*** Opening of Information supplied ***

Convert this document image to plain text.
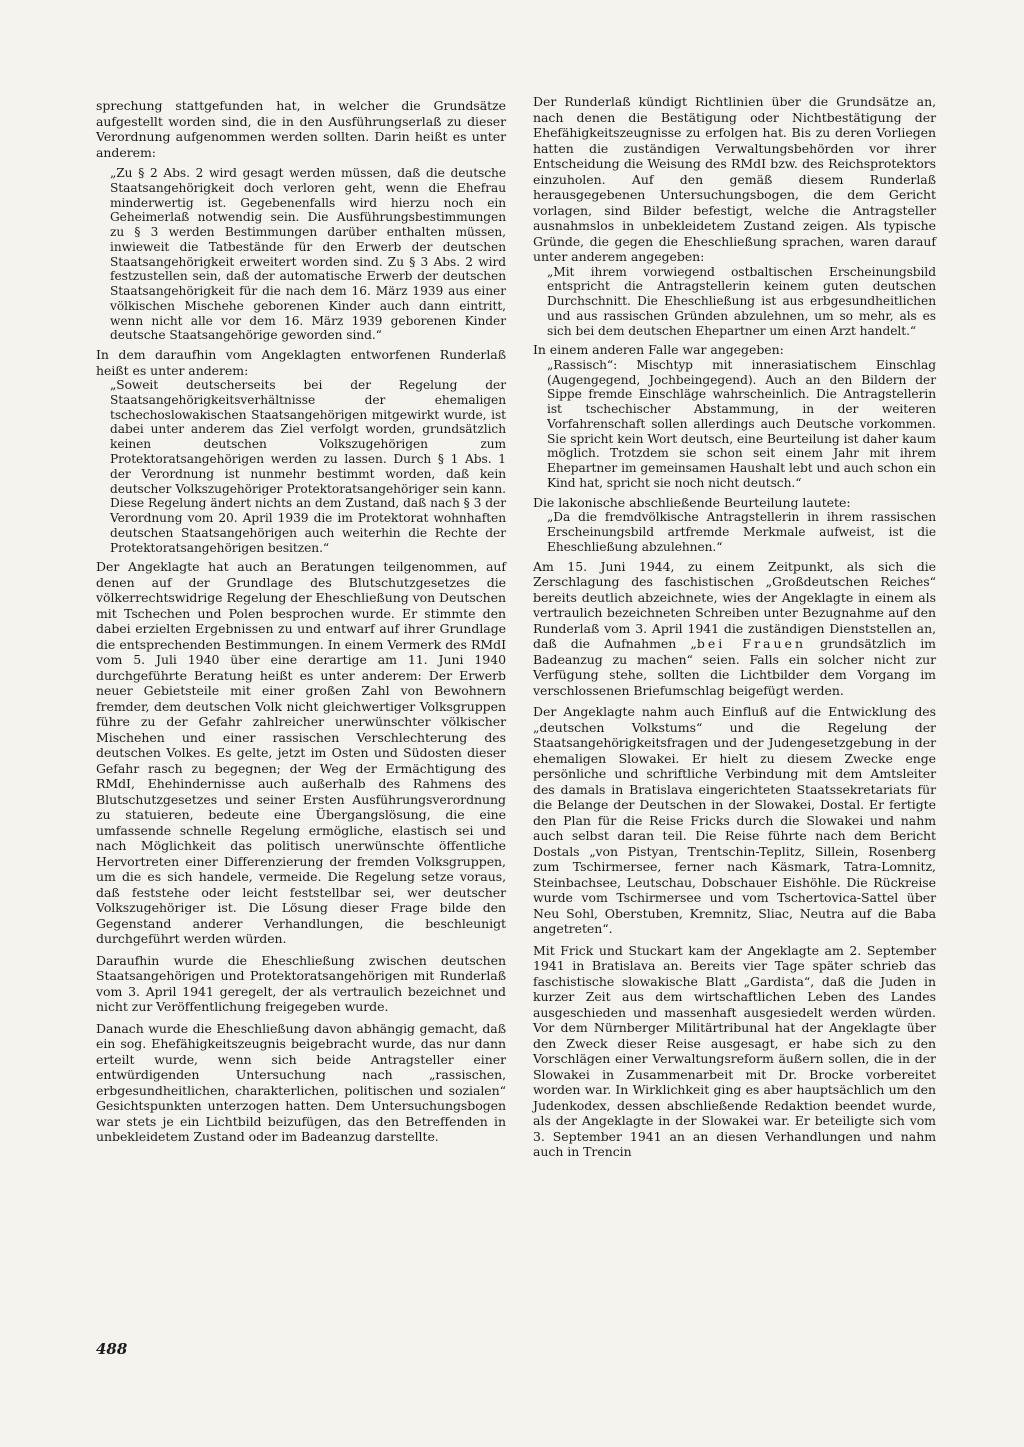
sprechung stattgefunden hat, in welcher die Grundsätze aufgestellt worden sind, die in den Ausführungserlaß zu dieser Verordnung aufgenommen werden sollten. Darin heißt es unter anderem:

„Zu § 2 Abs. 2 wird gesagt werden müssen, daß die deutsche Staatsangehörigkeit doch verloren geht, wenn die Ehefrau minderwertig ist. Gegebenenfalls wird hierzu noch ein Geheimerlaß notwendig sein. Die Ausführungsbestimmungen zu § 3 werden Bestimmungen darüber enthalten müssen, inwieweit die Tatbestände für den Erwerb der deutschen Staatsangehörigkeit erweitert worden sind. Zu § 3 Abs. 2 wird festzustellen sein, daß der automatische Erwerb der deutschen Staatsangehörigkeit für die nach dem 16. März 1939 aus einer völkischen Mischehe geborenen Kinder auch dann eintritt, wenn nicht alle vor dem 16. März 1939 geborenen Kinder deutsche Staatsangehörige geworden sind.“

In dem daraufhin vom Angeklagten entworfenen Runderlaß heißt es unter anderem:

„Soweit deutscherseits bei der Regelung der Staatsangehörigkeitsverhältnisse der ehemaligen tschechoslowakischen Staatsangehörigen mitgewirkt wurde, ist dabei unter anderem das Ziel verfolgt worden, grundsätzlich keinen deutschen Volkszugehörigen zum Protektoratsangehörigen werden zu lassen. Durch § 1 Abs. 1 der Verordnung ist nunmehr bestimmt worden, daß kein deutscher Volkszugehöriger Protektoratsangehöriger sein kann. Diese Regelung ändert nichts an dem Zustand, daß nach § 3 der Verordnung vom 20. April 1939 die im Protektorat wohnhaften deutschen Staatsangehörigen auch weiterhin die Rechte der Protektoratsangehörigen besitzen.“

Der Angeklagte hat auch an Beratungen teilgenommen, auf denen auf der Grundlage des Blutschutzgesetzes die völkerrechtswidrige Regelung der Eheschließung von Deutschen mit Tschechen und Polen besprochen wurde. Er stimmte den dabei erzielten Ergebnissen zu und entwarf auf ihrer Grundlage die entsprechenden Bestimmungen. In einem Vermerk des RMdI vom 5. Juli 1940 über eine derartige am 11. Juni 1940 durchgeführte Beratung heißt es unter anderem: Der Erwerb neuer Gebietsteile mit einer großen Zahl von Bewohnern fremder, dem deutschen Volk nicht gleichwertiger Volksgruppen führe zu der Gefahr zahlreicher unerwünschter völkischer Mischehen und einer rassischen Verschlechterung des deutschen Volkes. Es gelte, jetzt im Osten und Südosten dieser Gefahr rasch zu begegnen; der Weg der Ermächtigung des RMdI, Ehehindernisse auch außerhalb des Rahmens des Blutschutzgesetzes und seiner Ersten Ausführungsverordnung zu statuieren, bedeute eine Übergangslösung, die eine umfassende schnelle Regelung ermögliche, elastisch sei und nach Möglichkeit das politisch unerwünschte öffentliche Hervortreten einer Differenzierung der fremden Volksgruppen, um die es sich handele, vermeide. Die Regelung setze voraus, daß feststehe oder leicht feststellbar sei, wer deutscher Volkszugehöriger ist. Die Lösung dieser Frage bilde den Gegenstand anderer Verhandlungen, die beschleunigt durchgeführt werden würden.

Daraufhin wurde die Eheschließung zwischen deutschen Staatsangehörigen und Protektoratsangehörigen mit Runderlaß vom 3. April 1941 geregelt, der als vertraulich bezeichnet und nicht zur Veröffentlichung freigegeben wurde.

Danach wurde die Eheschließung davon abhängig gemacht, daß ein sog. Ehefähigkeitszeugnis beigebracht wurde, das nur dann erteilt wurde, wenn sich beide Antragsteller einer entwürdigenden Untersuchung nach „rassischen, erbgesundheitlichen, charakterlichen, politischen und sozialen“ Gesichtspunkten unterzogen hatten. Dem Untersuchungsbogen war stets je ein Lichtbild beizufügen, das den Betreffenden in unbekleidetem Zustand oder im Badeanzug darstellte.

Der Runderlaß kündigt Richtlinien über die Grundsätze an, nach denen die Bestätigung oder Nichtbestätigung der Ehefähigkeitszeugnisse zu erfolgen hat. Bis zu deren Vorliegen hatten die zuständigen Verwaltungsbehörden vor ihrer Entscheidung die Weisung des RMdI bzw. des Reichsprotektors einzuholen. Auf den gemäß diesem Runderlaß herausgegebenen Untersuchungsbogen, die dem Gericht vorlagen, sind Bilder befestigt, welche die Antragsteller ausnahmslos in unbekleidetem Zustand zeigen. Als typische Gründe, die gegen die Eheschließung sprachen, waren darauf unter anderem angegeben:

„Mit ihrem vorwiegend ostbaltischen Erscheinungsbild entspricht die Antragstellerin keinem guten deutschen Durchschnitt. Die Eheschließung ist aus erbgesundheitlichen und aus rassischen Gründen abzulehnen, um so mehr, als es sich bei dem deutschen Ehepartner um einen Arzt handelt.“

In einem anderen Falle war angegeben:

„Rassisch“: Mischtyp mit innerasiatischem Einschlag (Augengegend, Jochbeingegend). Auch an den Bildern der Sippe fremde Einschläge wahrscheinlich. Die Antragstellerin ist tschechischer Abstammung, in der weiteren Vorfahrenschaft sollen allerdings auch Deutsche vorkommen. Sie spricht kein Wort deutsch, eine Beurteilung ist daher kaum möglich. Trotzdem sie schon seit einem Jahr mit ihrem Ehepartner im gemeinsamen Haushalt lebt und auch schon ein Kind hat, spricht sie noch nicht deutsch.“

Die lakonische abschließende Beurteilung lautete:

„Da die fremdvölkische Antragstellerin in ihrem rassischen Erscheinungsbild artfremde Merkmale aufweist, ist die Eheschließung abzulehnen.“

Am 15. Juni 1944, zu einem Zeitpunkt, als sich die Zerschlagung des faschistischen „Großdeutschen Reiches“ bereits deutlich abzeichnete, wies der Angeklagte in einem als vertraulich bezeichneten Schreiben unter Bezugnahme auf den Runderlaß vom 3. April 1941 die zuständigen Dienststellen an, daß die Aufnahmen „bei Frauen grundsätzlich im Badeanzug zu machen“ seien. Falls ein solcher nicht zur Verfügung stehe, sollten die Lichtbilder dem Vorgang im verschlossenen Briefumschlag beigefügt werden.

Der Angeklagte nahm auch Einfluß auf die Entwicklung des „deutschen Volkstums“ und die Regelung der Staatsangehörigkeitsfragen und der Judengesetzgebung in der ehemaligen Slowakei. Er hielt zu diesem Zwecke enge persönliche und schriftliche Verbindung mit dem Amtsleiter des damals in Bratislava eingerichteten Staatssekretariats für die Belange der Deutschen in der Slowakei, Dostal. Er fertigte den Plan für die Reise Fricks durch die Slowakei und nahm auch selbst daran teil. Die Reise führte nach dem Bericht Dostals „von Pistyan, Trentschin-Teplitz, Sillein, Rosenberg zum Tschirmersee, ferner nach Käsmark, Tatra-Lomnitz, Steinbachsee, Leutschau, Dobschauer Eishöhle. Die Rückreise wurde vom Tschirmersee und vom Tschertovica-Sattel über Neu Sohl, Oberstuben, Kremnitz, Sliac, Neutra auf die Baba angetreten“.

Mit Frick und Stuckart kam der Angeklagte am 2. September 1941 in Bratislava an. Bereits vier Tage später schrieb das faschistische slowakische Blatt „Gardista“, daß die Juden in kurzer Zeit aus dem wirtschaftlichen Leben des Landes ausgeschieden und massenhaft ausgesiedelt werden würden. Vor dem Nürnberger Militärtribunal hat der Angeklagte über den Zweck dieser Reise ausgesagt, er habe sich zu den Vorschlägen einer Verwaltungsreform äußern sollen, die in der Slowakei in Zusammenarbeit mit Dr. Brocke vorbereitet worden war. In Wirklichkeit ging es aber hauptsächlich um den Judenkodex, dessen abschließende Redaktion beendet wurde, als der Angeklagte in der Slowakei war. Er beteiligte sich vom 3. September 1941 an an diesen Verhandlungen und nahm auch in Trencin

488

*** Close of Information supplied ***

■ **About this exercise**
Scan the lines above for the word "April". Return each one that has it.

■ **Response**
„Soweit deutscherseits bei der Regelung der Staatsangehörigkeitsverhältnisse der ehemaligen tschechoslowakischen Staatsangehörigen mitgewirkt wurde, ist dabei unter anderem das Ziel verfolgt worden, grundsätzlich keinen deutschen Volkszugehörigen zum Protektoratsangehörigen werden zu lassen. Durch § 1 Abs. 1 der Verordnung ist nunmehr bestimmt worden, daß kein deutscher Volkszugehöriger Protektoratsangehöriger sein kann. Diese Regelung ändert nichts an dem Zustand, daß nach § 3 der Verordnung vom 20. April 1939 die im Protektorat wohnhaften deutschen Staatsangehörigen auch weiterhin die Rechte der Protektoratsangehörigen besitzen.“
Daraufhin wurde die Eheschließung zwischen deutschen Staatsangehörigen und Protektoratsangehörigen mit Runderlaß vom 3. April 1941 geregelt, der als vertraulich bezeichnet und nicht zur Veröffentlichung freigegeben wurde.
Am 15. Juni 1944, zu einem Zeitpunkt, als sich die Zerschlagung des faschistischen „Großdeutschen Reiches“ bereits deutlich abzeichnete, wies der Angeklagte in einem als vertraulich bezeichneten Schreiben unter Bezugnahme auf den Runderlaß vom 3. April 1941 die zuständigen Dienststellen an, daß die Aufnahmen „bei Frauen grundsätzlich im Badeanzug zu machen“ seien. Falls ein solcher nicht zur Verfügung stehe, sollten die Lichtbilder dem Vorgang im verschlossenen Briefumschlag beigefügt werden.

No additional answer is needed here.